EXERCISE AIM
Scan the data beneath this task and copy each line that includes "title".

[Records from a collection of figures]
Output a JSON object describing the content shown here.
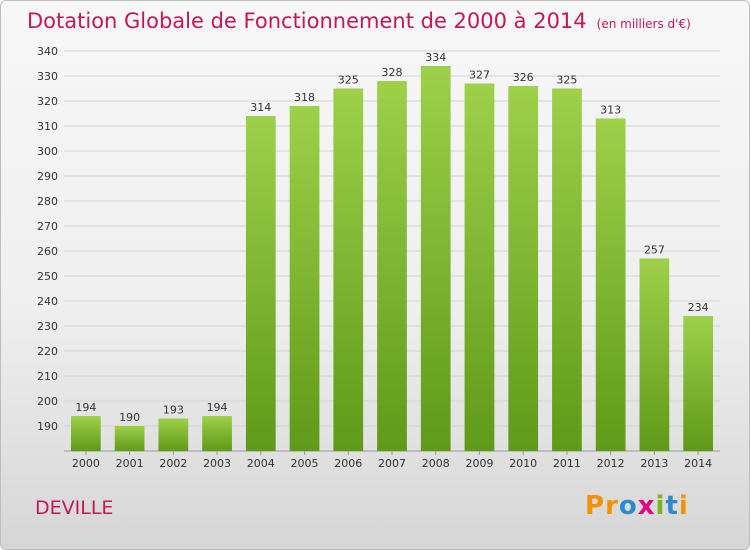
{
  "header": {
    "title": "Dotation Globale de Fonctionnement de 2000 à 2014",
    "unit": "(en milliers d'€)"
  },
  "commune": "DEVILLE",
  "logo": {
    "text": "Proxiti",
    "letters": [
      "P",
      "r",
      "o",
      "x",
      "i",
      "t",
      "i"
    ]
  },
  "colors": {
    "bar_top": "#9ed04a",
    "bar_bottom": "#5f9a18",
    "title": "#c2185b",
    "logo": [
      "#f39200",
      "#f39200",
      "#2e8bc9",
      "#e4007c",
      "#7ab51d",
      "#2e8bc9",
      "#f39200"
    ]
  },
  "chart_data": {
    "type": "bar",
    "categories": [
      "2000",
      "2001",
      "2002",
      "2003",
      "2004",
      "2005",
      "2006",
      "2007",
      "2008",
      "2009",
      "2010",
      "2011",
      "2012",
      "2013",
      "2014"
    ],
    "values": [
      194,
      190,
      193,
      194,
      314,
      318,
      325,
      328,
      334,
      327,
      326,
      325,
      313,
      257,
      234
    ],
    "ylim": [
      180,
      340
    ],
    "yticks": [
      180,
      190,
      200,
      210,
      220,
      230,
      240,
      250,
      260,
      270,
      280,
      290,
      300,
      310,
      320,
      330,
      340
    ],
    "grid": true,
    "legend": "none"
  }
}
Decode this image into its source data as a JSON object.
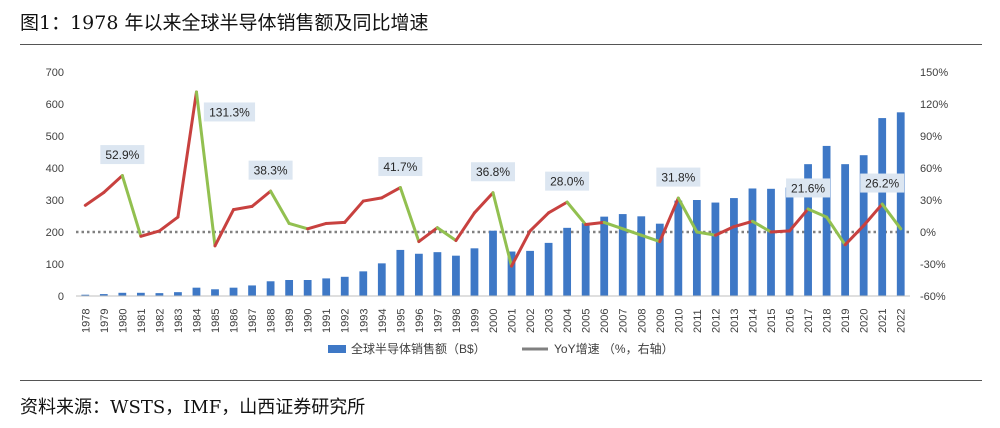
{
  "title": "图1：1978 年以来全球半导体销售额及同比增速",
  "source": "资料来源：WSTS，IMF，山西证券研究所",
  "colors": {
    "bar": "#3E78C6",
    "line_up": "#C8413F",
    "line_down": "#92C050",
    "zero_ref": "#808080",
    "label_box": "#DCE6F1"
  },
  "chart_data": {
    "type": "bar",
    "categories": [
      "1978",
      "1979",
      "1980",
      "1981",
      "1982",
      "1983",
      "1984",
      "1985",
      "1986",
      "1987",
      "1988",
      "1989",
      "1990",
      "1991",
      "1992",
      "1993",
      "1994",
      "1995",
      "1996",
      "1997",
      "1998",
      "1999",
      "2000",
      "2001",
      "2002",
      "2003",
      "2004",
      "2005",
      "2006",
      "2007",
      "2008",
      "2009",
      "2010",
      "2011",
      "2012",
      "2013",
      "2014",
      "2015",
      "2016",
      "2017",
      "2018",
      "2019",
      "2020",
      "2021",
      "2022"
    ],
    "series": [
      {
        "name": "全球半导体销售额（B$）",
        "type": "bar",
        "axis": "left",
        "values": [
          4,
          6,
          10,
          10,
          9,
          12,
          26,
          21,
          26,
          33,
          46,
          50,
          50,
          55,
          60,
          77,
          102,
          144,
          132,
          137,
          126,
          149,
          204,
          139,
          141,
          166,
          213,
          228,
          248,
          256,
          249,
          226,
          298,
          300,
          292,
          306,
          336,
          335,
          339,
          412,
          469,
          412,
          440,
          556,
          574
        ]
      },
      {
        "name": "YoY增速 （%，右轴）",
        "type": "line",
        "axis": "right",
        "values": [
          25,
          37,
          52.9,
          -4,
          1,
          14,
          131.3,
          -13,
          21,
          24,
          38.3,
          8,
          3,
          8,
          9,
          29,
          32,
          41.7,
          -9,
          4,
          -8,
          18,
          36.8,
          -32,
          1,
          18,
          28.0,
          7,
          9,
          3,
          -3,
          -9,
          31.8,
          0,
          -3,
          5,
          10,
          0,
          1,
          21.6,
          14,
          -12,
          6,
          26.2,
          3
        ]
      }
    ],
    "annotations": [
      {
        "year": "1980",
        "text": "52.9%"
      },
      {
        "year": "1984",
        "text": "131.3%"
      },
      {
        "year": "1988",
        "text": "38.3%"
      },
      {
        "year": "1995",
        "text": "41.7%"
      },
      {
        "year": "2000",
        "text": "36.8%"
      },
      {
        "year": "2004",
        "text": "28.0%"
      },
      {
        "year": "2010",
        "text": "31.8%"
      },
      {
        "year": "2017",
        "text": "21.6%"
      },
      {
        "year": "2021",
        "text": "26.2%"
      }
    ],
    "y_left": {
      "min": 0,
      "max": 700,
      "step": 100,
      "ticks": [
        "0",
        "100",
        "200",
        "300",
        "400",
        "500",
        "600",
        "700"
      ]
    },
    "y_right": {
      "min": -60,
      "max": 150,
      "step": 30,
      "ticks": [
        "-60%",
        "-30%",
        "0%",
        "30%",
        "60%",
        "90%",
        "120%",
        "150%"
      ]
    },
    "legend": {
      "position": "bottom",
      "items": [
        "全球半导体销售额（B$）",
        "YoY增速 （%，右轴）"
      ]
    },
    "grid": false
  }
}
...
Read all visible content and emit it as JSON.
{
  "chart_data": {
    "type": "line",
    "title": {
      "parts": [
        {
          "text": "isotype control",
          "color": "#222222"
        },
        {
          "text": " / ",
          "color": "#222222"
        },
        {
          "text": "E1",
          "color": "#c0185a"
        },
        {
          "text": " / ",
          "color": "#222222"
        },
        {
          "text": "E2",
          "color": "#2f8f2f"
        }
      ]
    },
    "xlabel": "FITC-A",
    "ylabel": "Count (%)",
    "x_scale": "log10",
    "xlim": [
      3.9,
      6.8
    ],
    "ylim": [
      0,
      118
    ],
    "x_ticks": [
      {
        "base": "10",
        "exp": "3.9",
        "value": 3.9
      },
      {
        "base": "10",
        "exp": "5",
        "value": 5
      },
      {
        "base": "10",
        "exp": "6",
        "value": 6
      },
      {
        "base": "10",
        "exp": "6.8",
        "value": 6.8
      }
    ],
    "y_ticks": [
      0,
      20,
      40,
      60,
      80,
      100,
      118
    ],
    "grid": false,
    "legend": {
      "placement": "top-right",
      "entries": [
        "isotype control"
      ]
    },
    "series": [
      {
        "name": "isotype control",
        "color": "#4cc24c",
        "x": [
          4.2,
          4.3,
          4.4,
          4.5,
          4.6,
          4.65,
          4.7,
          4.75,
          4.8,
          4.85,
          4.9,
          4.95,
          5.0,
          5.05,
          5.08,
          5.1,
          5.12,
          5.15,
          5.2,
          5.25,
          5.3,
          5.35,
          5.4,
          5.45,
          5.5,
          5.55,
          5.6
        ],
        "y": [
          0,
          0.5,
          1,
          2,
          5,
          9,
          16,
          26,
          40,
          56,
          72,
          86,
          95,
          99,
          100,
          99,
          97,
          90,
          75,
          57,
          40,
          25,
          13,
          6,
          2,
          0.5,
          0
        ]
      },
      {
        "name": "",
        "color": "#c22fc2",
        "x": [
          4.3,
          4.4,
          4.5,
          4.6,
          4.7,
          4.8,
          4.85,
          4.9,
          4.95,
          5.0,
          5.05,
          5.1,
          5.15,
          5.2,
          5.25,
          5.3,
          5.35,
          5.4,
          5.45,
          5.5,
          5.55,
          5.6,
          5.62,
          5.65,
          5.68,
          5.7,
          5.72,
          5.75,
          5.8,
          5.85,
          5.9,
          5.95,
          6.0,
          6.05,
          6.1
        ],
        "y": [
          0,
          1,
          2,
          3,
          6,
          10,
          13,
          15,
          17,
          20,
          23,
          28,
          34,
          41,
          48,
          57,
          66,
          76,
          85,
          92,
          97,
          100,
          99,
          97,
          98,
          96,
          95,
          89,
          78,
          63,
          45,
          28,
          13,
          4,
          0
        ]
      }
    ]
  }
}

EXPECTED OUTPUT
    "title": "Dotation Globale de Fonctionnement de 2000 à 2014",
    "title": "#c2185b",
  "title": "图1：1978 年以来全球半导体销售额及同比增速",
    "title": {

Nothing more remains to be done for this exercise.